**JOB**
Look through the data below and say how many of its lines contain "process", adding nothing else.

Saved data entries:
┌──

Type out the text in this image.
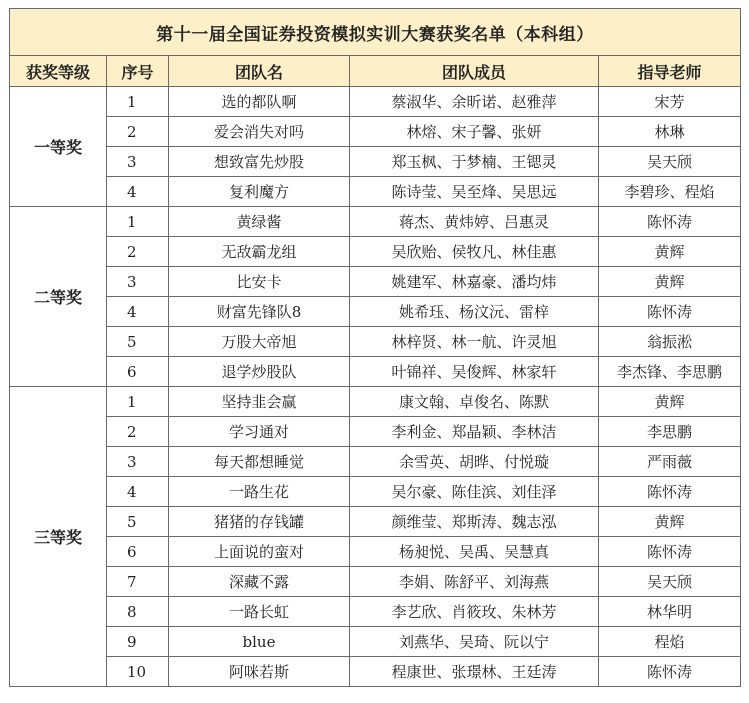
第十一届全国证券投资模拟实训大赛获奖名单（本科组）				
获奖等级	序号	团队名	团队成员	指导老师
一等奖	1	选的都队啊	蔡淑华、余昕诺、赵雅萍	宋芳
	2	爱会消失对吗	林熔、宋子馨、张妍	林琳
	3	想致富先炒股	郑玉枫、于梦楠、王锶灵	吴天颀
	4	复利魔方	陈诗莹、吴至烽、吴思远	李碧珍、程焰
二等奖	1	黄绿酱	蒋杰、黄炜婷、吕惠灵	陈怀涛
	2	无敌霸龙组	吴欣贻、侯牧凡、林佳惠	黄辉
	3	比安卡	姚建军、林嘉豪、潘均炜	黄辉
	4	财富先锋队8	姚希珏、杨汶沅、雷梓	陈怀涛
	5	万股大帝旭	林梓贤、林一航、许灵旭	翁振淞
	6	退学炒股队	叶锦祥、吴俊辉、林家轩	李杰锋、李思鹏
三等奖	1	坚持韭会赢	康文翰、卓俊名、陈默	黄辉
	2	学习通对	李利金、郑晶颖、李林洁	李思鹏
	3	每天都想睡觉	余雪英、胡晔、付悦璇	严雨薇
	4	一路生花	吴尔豪、陈佳滨、刘佳泽	陈怀涛
	5	猪猪的存钱罐	颜维莹、郑斯涛、魏志泓	黄辉
	6	上面说的蛮对	杨昶悦、吴禹、吴慧真	陈怀涛
	7	深藏不露	李娟、陈舒平、刘海燕	吴天颀
	8	一路长虹	李艺欣、肖筱玫、朱林芳	林华明
	9	blue	刘燕华、吴琦、阮以宁	程焰
	10	阿咪若斯	程康世、张璟林、王廷涛	陈怀涛
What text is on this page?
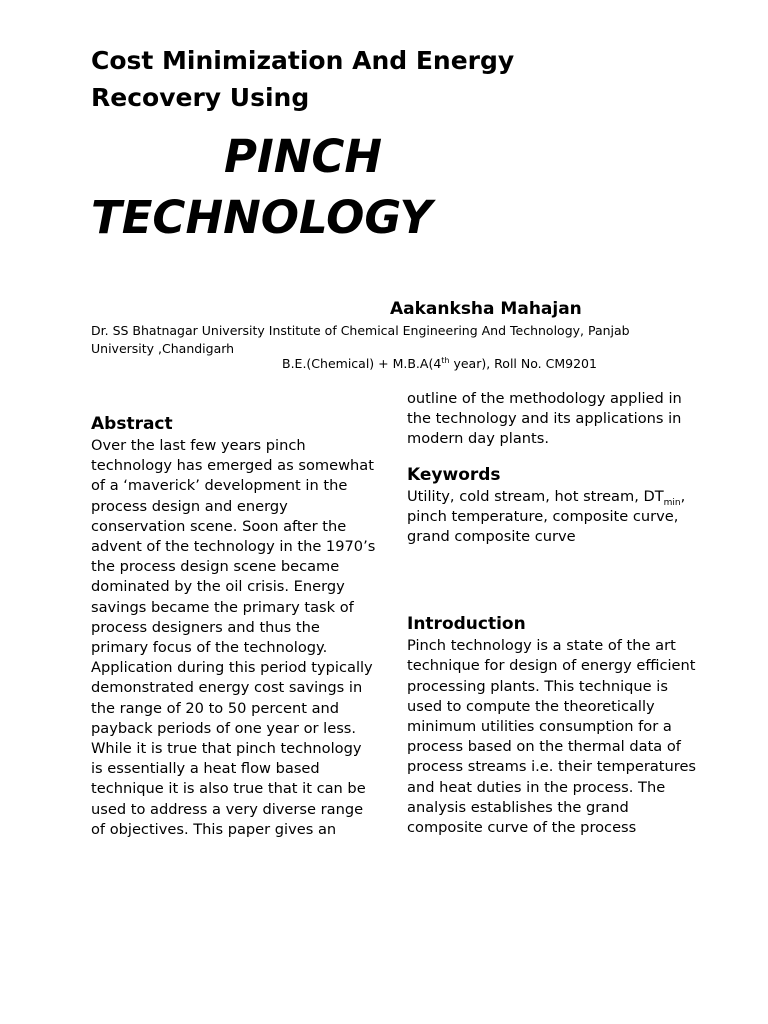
Cost Minimization And Energy
Recovery Using
PINCH
TECHNOLOGY
Aakanksha Mahajan
Dr. SS Bhatnagar University Institute of Chemical Engineering And Technology, Panjab University ,Chandigarh
B.E.(Chemical) + M.B.A(4th year), Roll No. CM9201
Abstract

Over the last few years pinch technology has emerged as somewhat of a ‘maverick’ development in the process design and energy conservation scene. Soon after the advent of the technology in the 1970’s the process design scene became dominated by the oil crisis. Energy savings became the primary task of process designers and thus the primary focus of the technology. Application during this period typically demonstrated energy cost savings in the range of 20 to 50 percent and payback periods of one year or less. While it is true that pinch technology is essentially a heat flow based technique it is also true that it can be used to address a very diverse range of objectives. This paper gives an

outline of the methodology applied in the technology and its applications in modern day plants.

Keywords

Utility, cold stream, hot stream, $DT_{min}$, pinch temperature, composite curve, grand composite curve

Introduction

Pinch technology is a state of the art technique for design of energy efficient processing plants. This technique is used to compute the theoretically minimum utilities consumption for a process based on the thermal data of process streams i.e. their temperatures and heat duties in the process. The analysis establishes the grand composite curve of the process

└──

**THE RESPONSE**
2